WRITTEN REQUEST | Type out the data exactly as given. Skip any image.

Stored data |
+ + + + + + +
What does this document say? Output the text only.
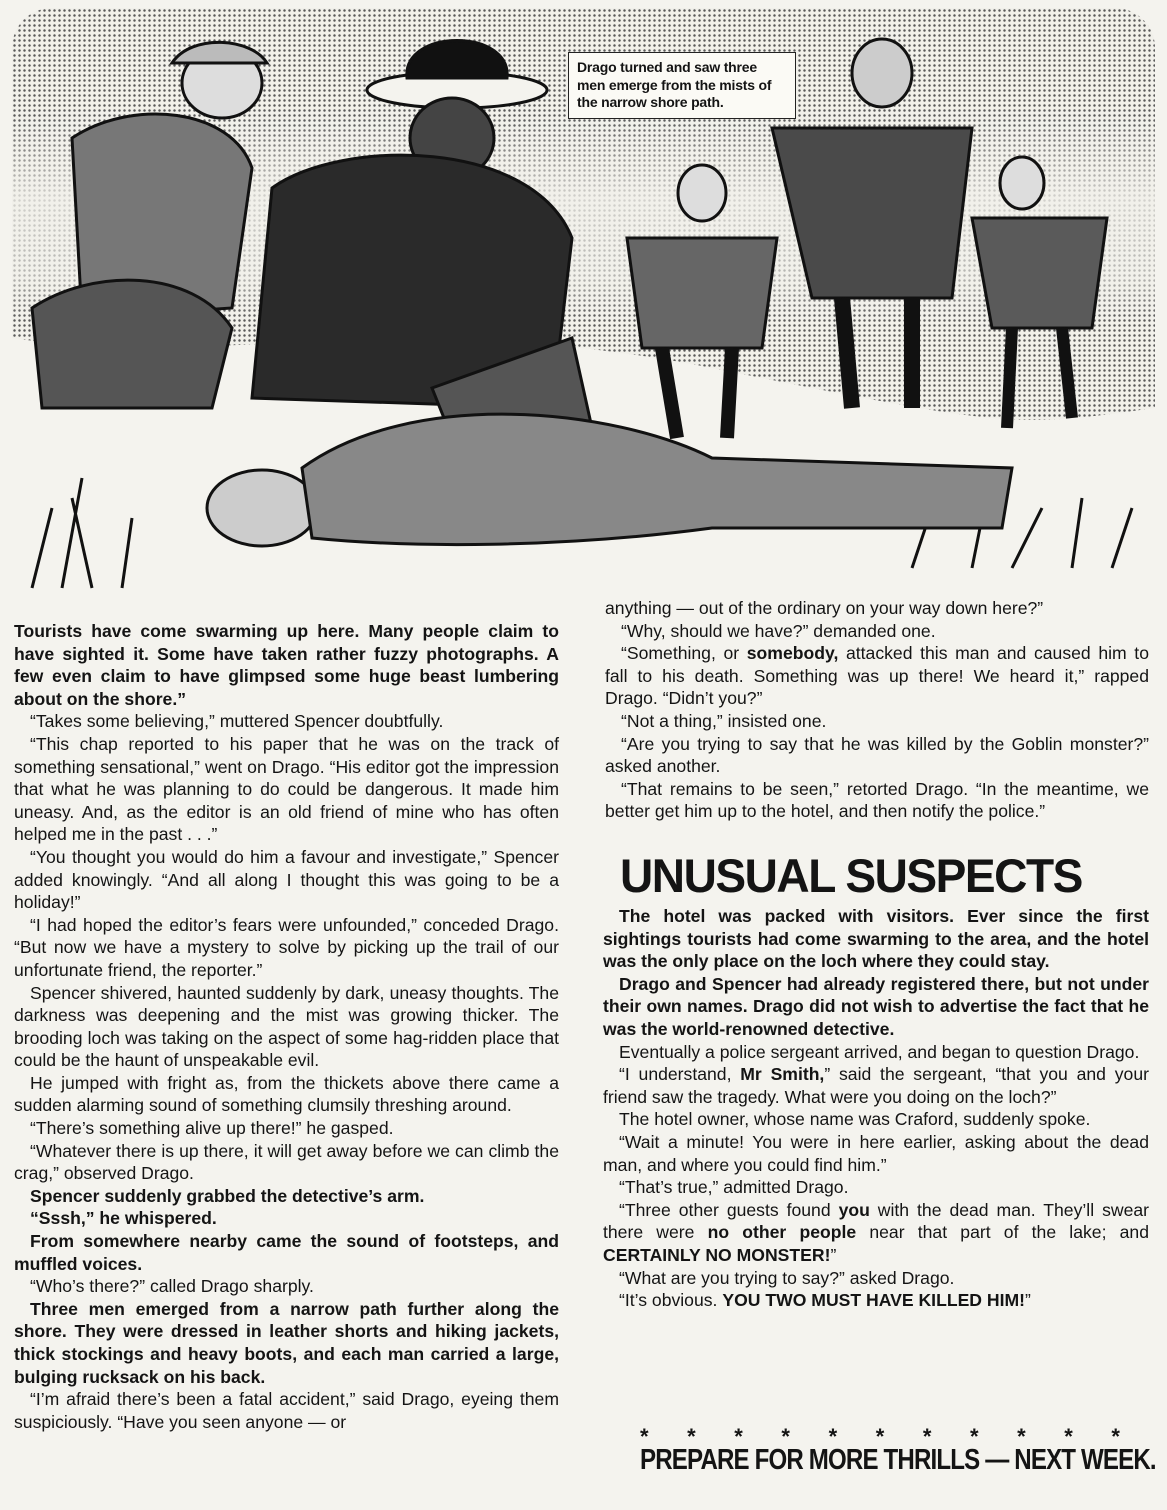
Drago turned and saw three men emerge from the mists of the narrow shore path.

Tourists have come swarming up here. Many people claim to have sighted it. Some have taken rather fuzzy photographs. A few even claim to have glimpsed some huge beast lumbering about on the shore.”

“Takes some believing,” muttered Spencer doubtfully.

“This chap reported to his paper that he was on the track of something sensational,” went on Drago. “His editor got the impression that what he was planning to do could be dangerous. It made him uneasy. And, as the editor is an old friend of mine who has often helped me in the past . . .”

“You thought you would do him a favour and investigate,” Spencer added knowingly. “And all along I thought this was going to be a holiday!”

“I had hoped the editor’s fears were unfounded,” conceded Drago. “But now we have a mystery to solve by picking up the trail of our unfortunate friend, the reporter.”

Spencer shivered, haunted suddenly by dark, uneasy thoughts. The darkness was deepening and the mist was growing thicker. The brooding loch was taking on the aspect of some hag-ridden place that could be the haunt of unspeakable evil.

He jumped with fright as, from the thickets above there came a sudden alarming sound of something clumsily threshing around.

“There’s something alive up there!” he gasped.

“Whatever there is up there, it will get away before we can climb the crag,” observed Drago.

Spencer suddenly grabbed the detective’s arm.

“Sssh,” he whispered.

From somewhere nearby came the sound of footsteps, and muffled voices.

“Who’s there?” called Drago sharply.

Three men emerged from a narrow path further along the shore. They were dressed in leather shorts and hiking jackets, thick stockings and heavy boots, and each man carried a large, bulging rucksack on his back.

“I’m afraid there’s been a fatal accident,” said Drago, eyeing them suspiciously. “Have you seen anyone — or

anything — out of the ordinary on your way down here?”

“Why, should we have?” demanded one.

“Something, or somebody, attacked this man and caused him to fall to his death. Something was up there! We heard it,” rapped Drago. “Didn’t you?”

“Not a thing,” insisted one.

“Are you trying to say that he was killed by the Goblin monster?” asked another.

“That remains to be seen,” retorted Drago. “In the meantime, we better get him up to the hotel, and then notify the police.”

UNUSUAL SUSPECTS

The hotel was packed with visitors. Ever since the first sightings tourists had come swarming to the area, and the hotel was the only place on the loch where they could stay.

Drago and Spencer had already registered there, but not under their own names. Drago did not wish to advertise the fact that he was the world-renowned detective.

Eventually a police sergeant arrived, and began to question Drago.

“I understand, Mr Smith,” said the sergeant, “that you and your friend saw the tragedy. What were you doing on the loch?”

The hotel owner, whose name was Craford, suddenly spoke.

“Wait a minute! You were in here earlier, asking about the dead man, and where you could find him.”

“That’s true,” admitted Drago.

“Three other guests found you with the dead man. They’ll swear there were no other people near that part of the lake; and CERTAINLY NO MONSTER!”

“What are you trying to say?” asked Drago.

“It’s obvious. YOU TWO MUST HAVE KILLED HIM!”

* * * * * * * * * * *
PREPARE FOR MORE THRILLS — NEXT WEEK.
+ + + + + + +
ANSWER |
What does this document say? Output the text only.
Drago turned and saw three men emerge from the mists of the narrow shore path.

Tourists have come swarming up here. Many people claim to have sighted it. Some have taken rather fuzzy photographs. A few even claim to have glimpsed some huge beast lumbering about on the shore.”

“Takes some believing,” muttered Spencer doubtfully.

“This chap reported to his paper that he was on the track of something sensational,” went on Drago. “His editor got the impression that what he was planning to do could be dangerous. It made him uneasy. And, as the editor is an old friend of mine who has often helped me in the past . . .”

“You thought you would do him a favour and investigate,” Spencer added knowingly. “And all along I thought this was going to be a holiday!”

“I had hoped the editor’s fears were unfounded,” conceded Drago. “But now we have a mystery to solve by picking up the trail of our unfortunate friend, the reporter.”

Spencer shivered, haunted suddenly by dark, uneasy thoughts. The darkness was deepening and the mist was growing thicker. The brooding loch was taking on the aspect of some hag-ridden place that could be the haunt of unspeakable evil.

He jumped with fright as, from the thickets above there came a sudden alarming sound of something clumsily threshing around.

“There’s something alive up there!” he gasped.

“Whatever there is up there, it will get away before we can climb the crag,” observed Drago.

Spencer suddenly grabbed the detective’s arm.

“Sssh,” he whispered.

From somewhere nearby came the sound of footsteps, and muffled voices.

“Who’s there?” called Drago sharply.

Three men emerged from a narrow path further along the shore. They were dressed in leather shorts and hiking jackets, thick stockings and heavy boots, and each man carried a large, bulging rucksack on his back.

“I’m afraid there’s been a fatal accident,” said Drago, eyeing them suspiciously. “Have you seen anyone — or

anything — out of the ordinary on your way down here?”

“Why, should we have?” demanded one.

“Something, or somebody, attacked this man and caused him to fall to his death. Something was up there! We heard it,” rapped Drago. “Didn’t you?”

“Not a thing,” insisted one.

“Are you trying to say that he was killed by the Goblin monster?” asked another.

“That remains to be seen,” retorted Drago. “In the meantime, we better get him up to the hotel, and then notify the police.”

UNUSUAL SUSPECTS

The hotel was packed with visitors. Ever since the first sightings tourists had come swarming to the area, and the hotel was the only place on the loch where they could stay.

Drago and Spencer had already registered there, but not under their own names. Drago did not wish to advertise the fact that he was the world-renowned detective.

Eventually a police sergeant arrived, and began to question Drago.

“I understand, Mr Smith,” said the sergeant, “that you and your friend saw the tragedy. What were you doing on the loch?”

The hotel owner, whose name was Craford, suddenly spoke.

“Wait a minute! You were in here earlier, asking about the dead man, and where you could find him.”

“That’s true,” admitted Drago.

“Three other guests found you with the dead man. They’ll swear there were no other people near that part of the lake; and CERTAINLY NO MONSTER!”

“What are you trying to say?” asked Drago.

“It’s obvious. YOU TWO MUST HAVE KILLED HIM!”

* * * * * * * * * * *
PREPARE FOR MORE THRILLS — NEXT WEEK.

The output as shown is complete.